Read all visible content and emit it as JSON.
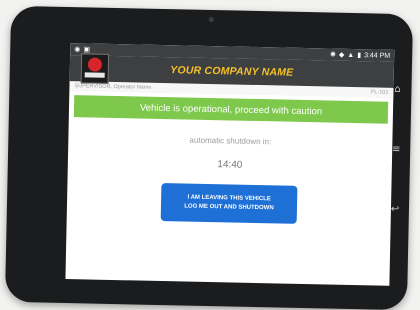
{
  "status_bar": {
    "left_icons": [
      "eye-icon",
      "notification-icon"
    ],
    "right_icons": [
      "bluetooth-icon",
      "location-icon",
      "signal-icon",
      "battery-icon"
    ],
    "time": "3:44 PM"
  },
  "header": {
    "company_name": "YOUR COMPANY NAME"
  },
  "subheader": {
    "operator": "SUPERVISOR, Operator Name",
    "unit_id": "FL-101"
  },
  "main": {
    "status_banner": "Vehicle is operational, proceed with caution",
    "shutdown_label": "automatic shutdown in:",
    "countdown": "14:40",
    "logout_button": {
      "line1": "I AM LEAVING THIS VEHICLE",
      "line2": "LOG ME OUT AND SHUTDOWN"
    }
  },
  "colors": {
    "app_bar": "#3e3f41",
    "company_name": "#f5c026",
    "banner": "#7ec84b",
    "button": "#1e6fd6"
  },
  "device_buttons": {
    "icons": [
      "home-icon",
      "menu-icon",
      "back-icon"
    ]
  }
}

=-=-=

Task description: Transcribe every entry word for word, but skip the pictures.

Exercise output:
Read all visible content and emit it as JSON.
{
  "status_bar": {
    "left_icons": [
      "eye-icon",
      "notification-icon"
    ],
    "right_icons": [
      "bluetooth-icon",
      "location-icon",
      "signal-icon",
      "battery-icon"
    ],
    "time": "3:44 PM"
  },
  "header": {
    "company_name": "YOUR COMPANY NAME"
  },
  "subheader": {
    "operator": "SUPERVISOR, Operator Name",
    "unit_id": "FL-101"
  },
  "main": {
    "status_banner": "Vehicle is operational, proceed with caution",
    "shutdown_label": "automatic shutdown in:",
    "countdown": "14:40",
    "logout_button": {
      "line1": "I AM LEAVING THIS VEHICLE",
      "line2": "LOG ME OUT AND SHUTDOWN"
    }
  },
  "colors": {
    "app_bar": "#3e3f41",
    "company_name": "#f5c026",
    "banner": "#7ec84b",
    "button": "#1e6fd6"
  },
  "device_buttons": {
    "icons": [
      "home-icon",
      "menu-icon",
      "back-icon"
    ]
  }
}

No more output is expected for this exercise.